SUPPLIED RECORDS
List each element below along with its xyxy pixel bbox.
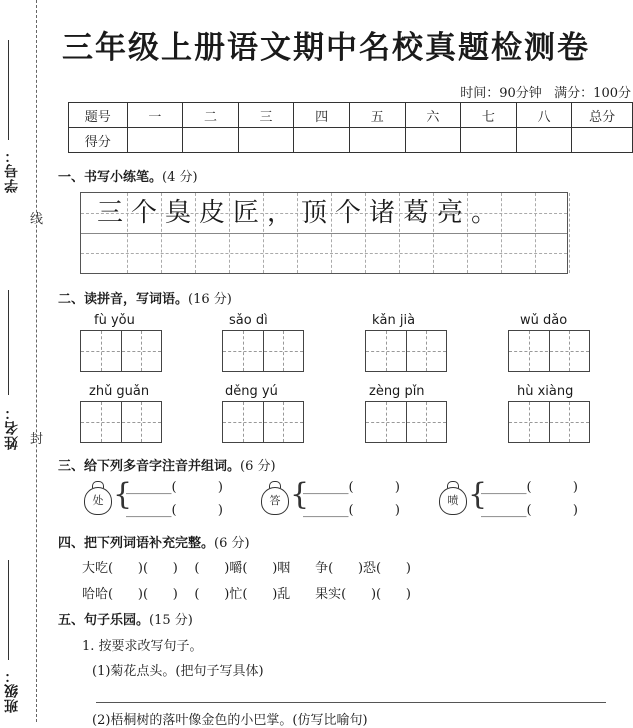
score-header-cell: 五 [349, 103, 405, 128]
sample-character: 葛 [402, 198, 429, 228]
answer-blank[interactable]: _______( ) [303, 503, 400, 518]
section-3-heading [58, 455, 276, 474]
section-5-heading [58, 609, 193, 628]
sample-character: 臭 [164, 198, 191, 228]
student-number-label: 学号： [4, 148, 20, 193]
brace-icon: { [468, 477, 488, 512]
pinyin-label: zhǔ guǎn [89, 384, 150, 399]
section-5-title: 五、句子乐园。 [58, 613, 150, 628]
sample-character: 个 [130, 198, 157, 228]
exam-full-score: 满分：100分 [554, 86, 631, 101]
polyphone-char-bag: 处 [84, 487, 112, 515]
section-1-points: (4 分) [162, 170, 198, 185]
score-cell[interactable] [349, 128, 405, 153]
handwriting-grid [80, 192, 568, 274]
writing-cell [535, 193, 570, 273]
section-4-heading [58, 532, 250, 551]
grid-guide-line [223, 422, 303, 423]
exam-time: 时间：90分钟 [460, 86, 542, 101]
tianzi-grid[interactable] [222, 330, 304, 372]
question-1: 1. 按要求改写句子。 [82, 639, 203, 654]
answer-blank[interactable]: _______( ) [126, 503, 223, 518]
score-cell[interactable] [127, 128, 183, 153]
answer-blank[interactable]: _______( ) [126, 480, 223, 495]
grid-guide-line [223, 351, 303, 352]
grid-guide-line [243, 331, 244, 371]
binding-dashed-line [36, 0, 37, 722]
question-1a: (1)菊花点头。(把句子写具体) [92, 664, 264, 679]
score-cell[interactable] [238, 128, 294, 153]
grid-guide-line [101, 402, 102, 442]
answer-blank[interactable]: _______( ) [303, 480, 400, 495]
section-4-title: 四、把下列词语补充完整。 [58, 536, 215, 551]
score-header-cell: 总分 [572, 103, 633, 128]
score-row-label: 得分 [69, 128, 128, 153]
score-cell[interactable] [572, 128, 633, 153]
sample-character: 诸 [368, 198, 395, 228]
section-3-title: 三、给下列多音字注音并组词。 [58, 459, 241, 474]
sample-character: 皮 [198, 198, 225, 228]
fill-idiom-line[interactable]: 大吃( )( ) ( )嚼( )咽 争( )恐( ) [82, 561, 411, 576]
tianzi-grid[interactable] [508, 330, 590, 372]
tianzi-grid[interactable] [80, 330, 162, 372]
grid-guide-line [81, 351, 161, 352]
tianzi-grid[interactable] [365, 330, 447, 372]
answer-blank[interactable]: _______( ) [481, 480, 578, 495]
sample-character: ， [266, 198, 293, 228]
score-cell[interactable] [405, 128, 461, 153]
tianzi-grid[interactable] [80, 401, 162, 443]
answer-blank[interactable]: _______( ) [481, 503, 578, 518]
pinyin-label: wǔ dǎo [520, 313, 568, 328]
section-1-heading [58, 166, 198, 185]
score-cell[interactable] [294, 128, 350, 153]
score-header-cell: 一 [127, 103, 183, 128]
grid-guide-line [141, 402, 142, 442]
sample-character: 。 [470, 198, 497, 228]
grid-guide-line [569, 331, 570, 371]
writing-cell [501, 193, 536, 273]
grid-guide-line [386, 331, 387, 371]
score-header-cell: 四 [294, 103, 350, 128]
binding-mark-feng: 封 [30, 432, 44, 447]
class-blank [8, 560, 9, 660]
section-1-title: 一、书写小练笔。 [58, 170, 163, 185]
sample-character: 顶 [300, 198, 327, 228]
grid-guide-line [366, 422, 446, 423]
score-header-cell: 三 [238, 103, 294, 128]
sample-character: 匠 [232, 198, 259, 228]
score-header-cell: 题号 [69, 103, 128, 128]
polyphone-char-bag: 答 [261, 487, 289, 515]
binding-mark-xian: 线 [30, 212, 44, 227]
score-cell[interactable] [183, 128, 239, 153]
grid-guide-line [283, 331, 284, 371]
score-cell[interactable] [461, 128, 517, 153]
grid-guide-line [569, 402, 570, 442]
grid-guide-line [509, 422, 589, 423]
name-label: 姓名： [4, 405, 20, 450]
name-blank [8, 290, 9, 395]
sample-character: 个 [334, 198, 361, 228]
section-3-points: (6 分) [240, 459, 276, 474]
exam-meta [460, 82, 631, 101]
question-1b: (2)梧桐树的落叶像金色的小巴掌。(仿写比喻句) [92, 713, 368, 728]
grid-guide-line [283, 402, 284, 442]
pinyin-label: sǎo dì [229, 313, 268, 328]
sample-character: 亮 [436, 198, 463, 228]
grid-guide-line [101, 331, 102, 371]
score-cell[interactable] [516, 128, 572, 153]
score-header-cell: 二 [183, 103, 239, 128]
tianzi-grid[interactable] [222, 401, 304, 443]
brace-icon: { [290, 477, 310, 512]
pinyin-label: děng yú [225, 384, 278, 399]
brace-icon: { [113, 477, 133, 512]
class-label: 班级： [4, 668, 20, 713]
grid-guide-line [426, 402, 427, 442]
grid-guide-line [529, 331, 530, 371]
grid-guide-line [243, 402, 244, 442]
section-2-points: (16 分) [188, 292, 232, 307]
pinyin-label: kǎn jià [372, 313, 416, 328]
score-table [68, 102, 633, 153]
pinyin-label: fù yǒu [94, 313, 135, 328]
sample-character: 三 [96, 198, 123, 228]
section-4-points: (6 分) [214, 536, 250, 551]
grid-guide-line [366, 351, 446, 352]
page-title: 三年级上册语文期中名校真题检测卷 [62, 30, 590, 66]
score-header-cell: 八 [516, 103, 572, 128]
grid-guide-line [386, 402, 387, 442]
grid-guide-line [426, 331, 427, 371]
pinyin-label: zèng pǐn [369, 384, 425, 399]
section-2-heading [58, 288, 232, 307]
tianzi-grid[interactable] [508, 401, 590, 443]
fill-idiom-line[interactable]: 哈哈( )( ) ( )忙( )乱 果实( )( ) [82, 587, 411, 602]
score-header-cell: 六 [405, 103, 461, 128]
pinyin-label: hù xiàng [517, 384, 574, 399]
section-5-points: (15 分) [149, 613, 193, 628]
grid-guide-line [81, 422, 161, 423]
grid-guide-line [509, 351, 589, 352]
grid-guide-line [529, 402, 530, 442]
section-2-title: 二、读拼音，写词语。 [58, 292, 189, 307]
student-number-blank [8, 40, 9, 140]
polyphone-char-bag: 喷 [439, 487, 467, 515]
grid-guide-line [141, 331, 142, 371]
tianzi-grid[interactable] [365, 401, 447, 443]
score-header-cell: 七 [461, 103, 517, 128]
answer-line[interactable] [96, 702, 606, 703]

SET PROBLEM
Copy out the lines of the listing above word for word, beginning with the line that contains "score-header-cell: 五 [349, 103, 405, 128]" and continuing through the line that contains "477, 488, 512]", both included.

EXERCISE RESPONSE
score-header-cell: 五 [349, 103, 405, 128]
sample-character: 葛 [402, 198, 429, 228]
answer-blank[interactable]: _______( ) [303, 503, 400, 518]
section-3-heading [58, 455, 276, 474]
section-5-heading [58, 609, 193, 628]
sample-character: 臭 [164, 198, 191, 228]
student-number-label: 学号： [4, 148, 20, 193]
brace-icon: { [468, 477, 488, 512]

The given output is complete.